## RECORDS SHOWN
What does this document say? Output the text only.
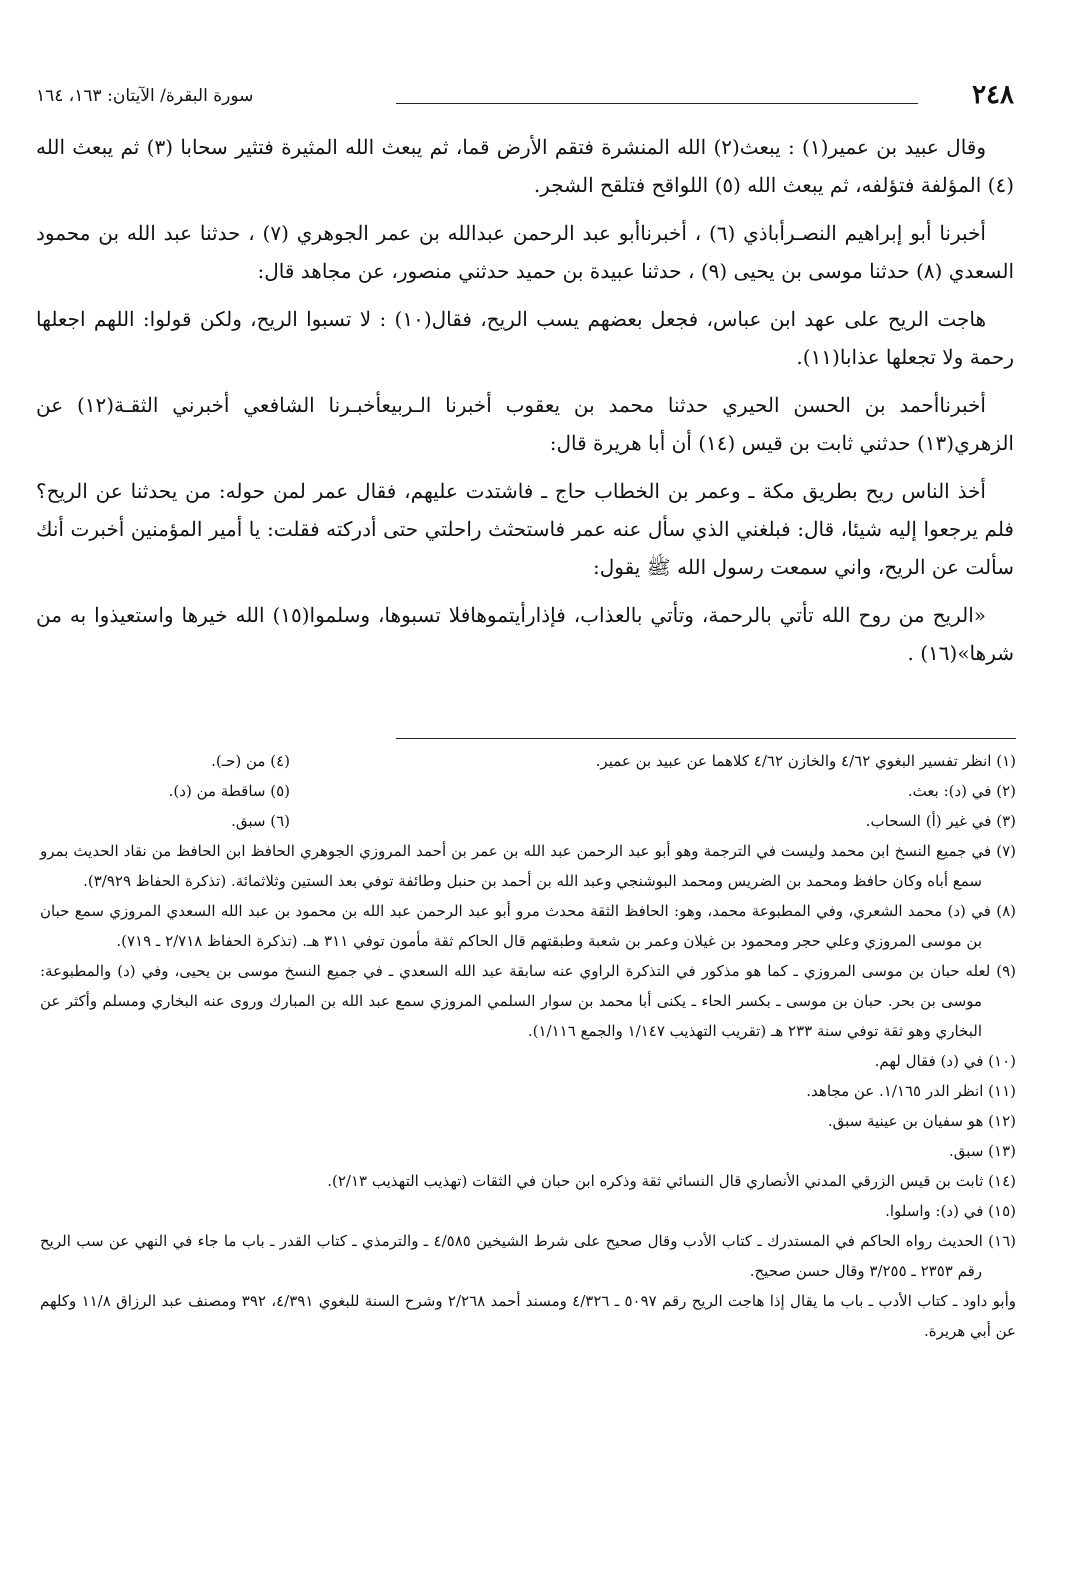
٢٤٨
سورة البقرة/ الآيتان: ١٦٣، ١٦٤

وقال عبيد بن عمير(١) : يبعث(٢) الله المنشرة فتقم الأرض قما، ثم يبعث الله المثيرة فتثير سحابا (٣) ثم يبعث الله (٤) المؤلفة فتؤلفه، ثم يبعث الله (٥) اللواقح فتلقح الشجر.

أخبرنا أبو إبراهيم النصـرأباذي (٦) ، أخبرناأبو عبد الرحمن عبدالله بن عمر الجوهري (٧) ، حدثنا عبد الله بن محمود السعدي (٨) حدثنا موسى بن يحيى (٩) ، حدثنا عبيدة بن حميد حدثني منصور، عن مجاهد قال:

هاجت الريح على عهد ابن عباس، فجعل بعضهم يسب الريح، فقال(١٠) : لا تسبوا الريح، ولكن قولوا: اللهم اجعلها رحمة ولا تجعلها عذابا(١١).

أخبرناأحمد بن الحسن الحيري حدثنا محمد بن يعقوب أخبرنا الـربيعأخبـرنا الشافعي أخبرني الثقـة(١٢) عن الزهري(١٣) حدثني ثابت بن قيس (١٤) أن أبا هريرة قال:

أخذ الناس ريح بطريق مكة ـ وعمر بن الخطاب حاج ـ فاشتدت عليهم، فقال عمر لمن حوله: من يحدثنا عن الريح؟ فلم يرجعوا إليه شيئا، قال: فبلغني الذي سأل عنه عمر فاستحثث راحلتي حتى أدركته فقلت: يا أمير المؤمنين أخبرت أنك سألت عن الريح، واني سمعت رسول الله ﷺ يقول:

«الريح من روح الله تأتي بالرحمة، وتأتي بالعذاب، فإذارأيتموهافلا تسبوها، وسلموا(١٥) الله خيرها واستعيذوا به من شرها»(١٦) .

(١) انظر تفسير البغوي ٤/٦٢ والخازن ٤/٦٢ كلاهما عن عبيد بن عمير.
(٤) من (حـ).
(٢) في (د): بعث.
(٥) ساقطة من (د).
(٣) في غير (أ) السحاب.
(٦) سبق.
(٧) في جميع النسخ ابن محمد وليست في الترجمة وهو أبو عبد الرحمن عبد الله بن عمر بن أحمد المروزي الجوهري الحافظ ابن الحافظ من نقاد الحديث بمرو سمع أباه وكان حافظ ومحمد بن الضريس ومحمد البوشنجي وعبد الله بن أحمد بن حنبل وطائفة توفي بعد الستين وثلاثمائة. (تذكرة الحفاظ ٣/٩٢٩).
(٨) في (د) محمد الشعري، وفي المطبوعة محمد، وهو: الحافظ الثقة محدث مرو أبو عبد الرحمن عبد الله بن محمود بن عبد الله السعدي المروزي سمع حبان بن موسى المروزي وعلي حجر ومحمود بن غيلان وعمر بن شعبة وطبقتهم قال الحاكم ثقة مأمون توفي ٣١١ هـ. (تذكرة الحفاظ ٢/٧١٨ ـ ٧١٩).
(٩) لعله حبان بن موسى المروزي ـ كما هو مذكور في التذكرة الراوي عنه سابقة عبد الله السعدي ـ في جميع النسخ موسى بن يحيى، وفي (د) والمطبوعة: موسى بن بحر. حبان بن موسى ـ بكسر الحاء ـ يكنى أبا محمد بن سوار السلمي المروزي سمع عبد الله بن المبارك وروى عنه البخاري ومسلم وأكثر عن البخاري وهو ثقة توفي سنة ٢٣٣ هـ (تقريب التهذيب ١/١٤٧ والجمع ١/١١٦).
(١٠) في (د) فقال لهم.
(١١) انظر الدر ١/١٦٥. عن مجاهد.
(١٢) هو سفيان بن عينية سبق.
(١٣) سبق.
(١٤) ثابت بن قيس الزرقي المدني الأنصاري قال النسائي ثقة وذكره ابن حبان في الثقات (تهذيب التهذيب ٢/١٣).
(١٥) في (د): واسلوا.
(١٦) الحديث رواه الحاكم في المستدرك ـ كتاب الأدب وقال صحيح على شرط الشيخين ٤/٥٨٥ ـ والترمذي ـ كتاب القدر ـ باب ما جاء في النهي عن سب الريح رقم ٢٣٥٣ ـ ٣/٢٥٥ وقال حسن صحيح.
وأبو داود ـ كتاب الأدب ـ باب ما يقال إذا هاجت الريح رقم ٥٠٩٧ ـ ٤/٣٢٦ ومسند أحمد ٢/٢٦٨ وشرح السنة للبغوي ٤/٣٩١، ٣٩٢ ومصنف عبد الرزاق ١١/٨ وكلهم عن أبي هريرة.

## EXERCISE GOAL
Copy out the records above in full, exactly as written, but not the pictures.

## RESPONSE BELOW
What does this document say? Output the text only.
٢٤٨
سورة البقرة/ الآيتان: ١٦٣، ١٦٤

وقال عبيد بن عمير(١) : يبعث(٢) الله المنشرة فتقم الأرض قما، ثم يبعث الله المثيرة فتثير سحابا (٣) ثم يبعث الله (٤) المؤلفة فتؤلفه، ثم يبعث الله (٥) اللواقح فتلقح الشجر.

أخبرنا أبو إبراهيم النصـرأباذي (٦) ، أخبرناأبو عبد الرحمن عبدالله بن عمر الجوهري (٧) ، حدثنا عبد الله بن محمود السعدي (٨) حدثنا موسى بن يحيى (٩) ، حدثنا عبيدة بن حميد حدثني منصور، عن مجاهد قال:

هاجت الريح على عهد ابن عباس، فجعل بعضهم يسب الريح، فقال(١٠) : لا تسبوا الريح، ولكن قولوا: اللهم اجعلها رحمة ولا تجعلها عذابا(١١).

أخبرناأحمد بن الحسن الحيري حدثنا محمد بن يعقوب أخبرنا الـربيعأخبـرنا الشافعي أخبرني الثقـة(١٢) عن الزهري(١٣) حدثني ثابت بن قيس (١٤) أن أبا هريرة قال:

أخذ الناس ريح بطريق مكة ـ وعمر بن الخطاب حاج ـ فاشتدت عليهم، فقال عمر لمن حوله: من يحدثنا عن الريح؟ فلم يرجعوا إليه شيئا، قال: فبلغني الذي سأل عنه عمر فاستحثث راحلتي حتى أدركته فقلت: يا أمير المؤمنين أخبرت أنك سألت عن الريح، واني سمعت رسول الله ﷺ يقول:

«الريح من روح الله تأتي بالرحمة، وتأتي بالعذاب، فإذارأيتموهافلا تسبوها، وسلموا(١٥) الله خيرها واستعيذوا به من شرها»(١٦) .

(١) انظر تفسير البغوي ٤/٦٢ والخازن ٤/٦٢ كلاهما عن عبيد بن عمير.
(٤) من (حـ).
(٢) في (د): بعث.
(٥) ساقطة من (د).
(٣) في غير (أ) السحاب.
(٦) سبق.
(٧) في جميع النسخ ابن محمد وليست في الترجمة وهو أبو عبد الرحمن عبد الله بن عمر بن أحمد المروزي الجوهري الحافظ ابن الحافظ من نقاد الحديث بمرو سمع أباه وكان حافظ ومحمد بن الضريس ومحمد البوشنجي وعبد الله بن أحمد بن حنبل وطائفة توفي بعد الستين وثلاثمائة. (تذكرة الحفاظ ٣/٩٢٩).
(٨) في (د) محمد الشعري، وفي المطبوعة محمد، وهو: الحافظ الثقة محدث مرو أبو عبد الرحمن عبد الله بن محمود بن عبد الله السعدي المروزي سمع حبان بن موسى المروزي وعلي حجر ومحمود بن غيلان وعمر بن شعبة وطبقتهم قال الحاكم ثقة مأمون توفي ٣١١ هـ. (تذكرة الحفاظ ٢/٧١٨ ـ ٧١٩).
(٩) لعله حبان بن موسى المروزي ـ كما هو مذكور في التذكرة الراوي عنه سابقة عبد الله السعدي ـ في جميع النسخ موسى بن يحيى، وفي (د) والمطبوعة: موسى بن بحر. حبان بن موسى ـ بكسر الحاء ـ يكنى أبا محمد بن سوار السلمي المروزي سمع عبد الله بن المبارك وروى عنه البخاري ومسلم وأكثر عن البخاري وهو ثقة توفي سنة ٢٣٣ هـ (تقريب التهذيب ١/١٤٧ والجمع ١/١١٦).
(١٠) في (د) فقال لهم.
(١١) انظر الدر ١/١٦٥. عن مجاهد.
(١٢) هو سفيان بن عينية سبق.
(١٣) سبق.
(١٤) ثابت بن قيس الزرقي المدني الأنصاري قال النسائي ثقة وذكره ابن حبان في الثقات (تهذيب التهذيب ٢/١٣).
(١٥) في (د): واسلوا.
(١٦) الحديث رواه الحاكم في المستدرك ـ كتاب الأدب وقال صحيح على شرط الشيخين ٤/٥٨٥ ـ والترمذي ـ كتاب القدر ـ باب ما جاء في النهي عن سب الريح رقم ٢٣٥٣ ـ ٣/٢٥٥ وقال حسن صحيح.
وأبو داود ـ كتاب الأدب ـ باب ما يقال إذا هاجت الريح رقم ٥٠٩٧ ـ ٤/٣٢٦ ومسند أحمد ٢/٢٦٨ وشرح السنة للبغوي ٤/٣٩١، ٣٩٢ ومصنف عبد الرزاق ١١/٨ وكلهم عن أبي هريرة.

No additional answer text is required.